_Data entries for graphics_
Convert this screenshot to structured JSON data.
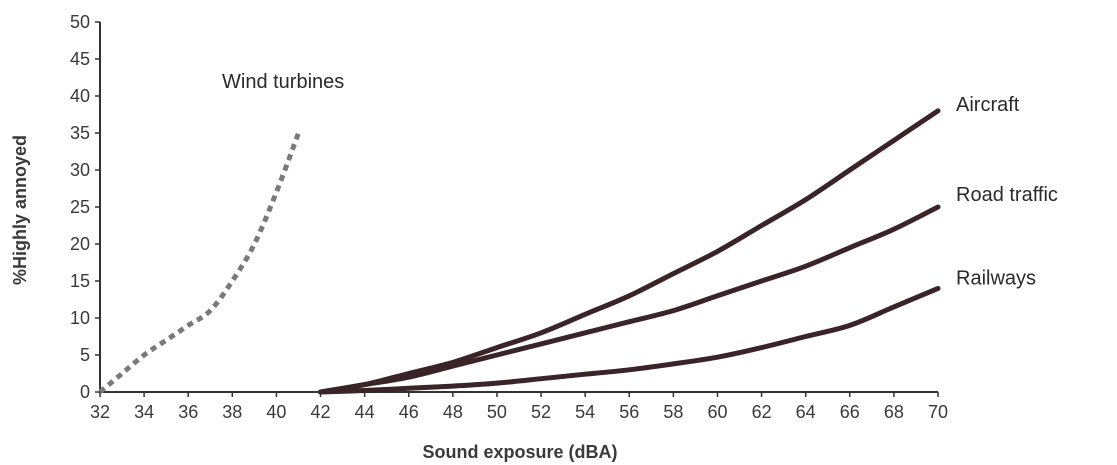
{
  "chart_data": {
    "type": "line",
    "xlabel": "Sound exposure (dBA)",
    "ylabel": "%Highly annoyed",
    "xlim": [
      32,
      70
    ],
    "ylim": [
      0,
      50
    ],
    "x_ticks": [
      "32",
      "34",
      "36",
      "38",
      "40",
      "42",
      "44",
      "46",
      "48",
      "50",
      "52",
      "54",
      "56",
      "58",
      "60",
      "62",
      "64",
      "66",
      "68",
      "70"
    ],
    "y_ticks": [
      "0",
      "5",
      "10",
      "15",
      "20",
      "25",
      "30",
      "35",
      "40",
      "45",
      "50"
    ],
    "grid": false,
    "legend": "none",
    "series": [
      {
        "name": "Wind turbines",
        "style": "dotted",
        "color": "#7a7a7a",
        "x": [
          32,
          33,
          34,
          35,
          36,
          37,
          38,
          39,
          40,
          41
        ],
        "y": [
          0,
          2.5,
          5,
          7,
          9,
          11,
          15,
          20,
          27,
          35
        ]
      },
      {
        "name": "Aircraft",
        "style": "solid",
        "color": "#3a2428",
        "x": [
          42,
          44,
          46,
          48,
          50,
          52,
          54,
          56,
          58,
          60,
          62,
          64,
          66,
          68,
          70
        ],
        "y": [
          0,
          1,
          2.5,
          4,
          6,
          8,
          10.5,
          13,
          16,
          19,
          22.5,
          26,
          30,
          34,
          38
        ]
      },
      {
        "name": "Road traffic",
        "style": "solid",
        "color": "#3a2428",
        "x": [
          42,
          44,
          46,
          48,
          50,
          52,
          54,
          56,
          58,
          60,
          62,
          64,
          66,
          68,
          70
        ],
        "y": [
          0,
          1,
          2,
          3.5,
          5,
          6.5,
          8,
          9.5,
          11,
          13,
          15,
          17,
          19.5,
          22,
          25
        ]
      },
      {
        "name": "Railways",
        "style": "solid",
        "color": "#3a2428",
        "x": [
          42,
          44,
          46,
          48,
          50,
          52,
          54,
          56,
          58,
          60,
          62,
          64,
          66,
          68,
          70
        ],
        "y": [
          0,
          0.2,
          0.5,
          0.8,
          1.2,
          1.8,
          2.4,
          3,
          3.8,
          4.7,
          6,
          7.5,
          9,
          11.5,
          14
        ]
      }
    ]
  }
}
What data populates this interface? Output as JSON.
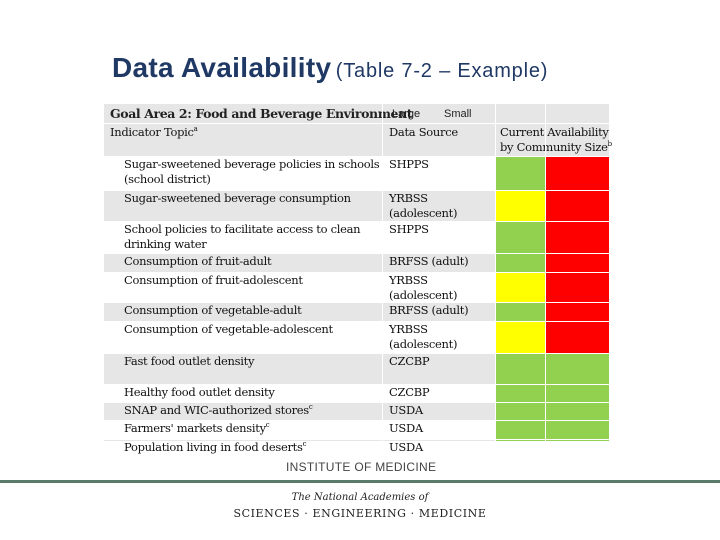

_THE PROBLEM_
Write out all the records again, exactly, minus any pictures.

_EXERCISE SOLUTION_
Convert this screenshot to structured JSON data.
{
  "chart_data": {
    "type": "line",
    "xlabel": "Sound exposure (dBA)",
    "ylabel": "%Highly annoyed",
    "xlim": [
      32,
      70
    ],
    "ylim": [
      0,
      50
    ],
    "x_ticks": [
      "32",
      "34",
      "36",
      "38",
      "40",
      "42",
      "44",
      "46",
      "48",
      "50",
      "52",
      "54",
      "56",
      "58",
      "60",
      "62",
      "64",
      "66",
      "68",
      "70"
    ],
    "y_ticks": [
      "0",
      "5",
      "10",
      "15",
      "20",
      "25",
      "30",
      "35",
      "40",
      "45",
      "50"
    ],
    "grid": false,
    "legend": "none",
    "series": [
      {
        "name": "Wind turbines",
        "style": "dotted",
        "color": "#7a7a7a",
        "x": [
          32,
          33,
          34,
          35,
          36,
          37,
          38,
          39,
          40,
          41
        ],
        "y": [
          0,
          2.5,
          5,
          7,
          9,
          11,
          15,
          20,
          27,
          35
        ]
      },
      {
        "name": "Aircraft",
        "style": "solid",
        "color": "#3a2428",
        "x": [
          42,
          44,
          46,
          48,
          50,
          52,
          54,
          56,
          58,
          60,
          62,
          64,
          66,
          68,
          70
        ],
        "y": [
          0,
          1,
          2.5,
          4,
          6,
          8,
          10.5,
          13,
          16,
          19,
          22.5,
          26,
          30,
          34,
          38
        ]
      },
      {
        "name": "Road traffic",
        "style": "solid",
        "color": "#3a2428",
        "x": [
          42,
          44,
          46,
          48,
          50,
          52,
          54,
          56,
          58,
          60,
          62,
          64,
          66,
          68,
          70
        ],
        "y": [
          0,
          1,
          2,
          3.5,
          5,
          6.5,
          8,
          9.5,
          11,
          13,
          15,
          17,
          19.5,
          22,
          25
        ]
      },
      {
        "name": "Railways",
        "style": "solid",
        "color": "#3a2428",
        "x": [
          42,
          44,
          46,
          48,
          50,
          52,
          54,
          56,
          58,
          60,
          62,
          64,
          66,
          68,
          70
        ],
        "y": [
          0,
          0.2,
          0.5,
          0.8,
          1.2,
          1.8,
          2.4,
          3,
          3.8,
          4.7,
          6,
          7.5,
          9,
          11.5,
          14
        ]
      }
    ]
  }
}
What data populates this interface? Output as JSON.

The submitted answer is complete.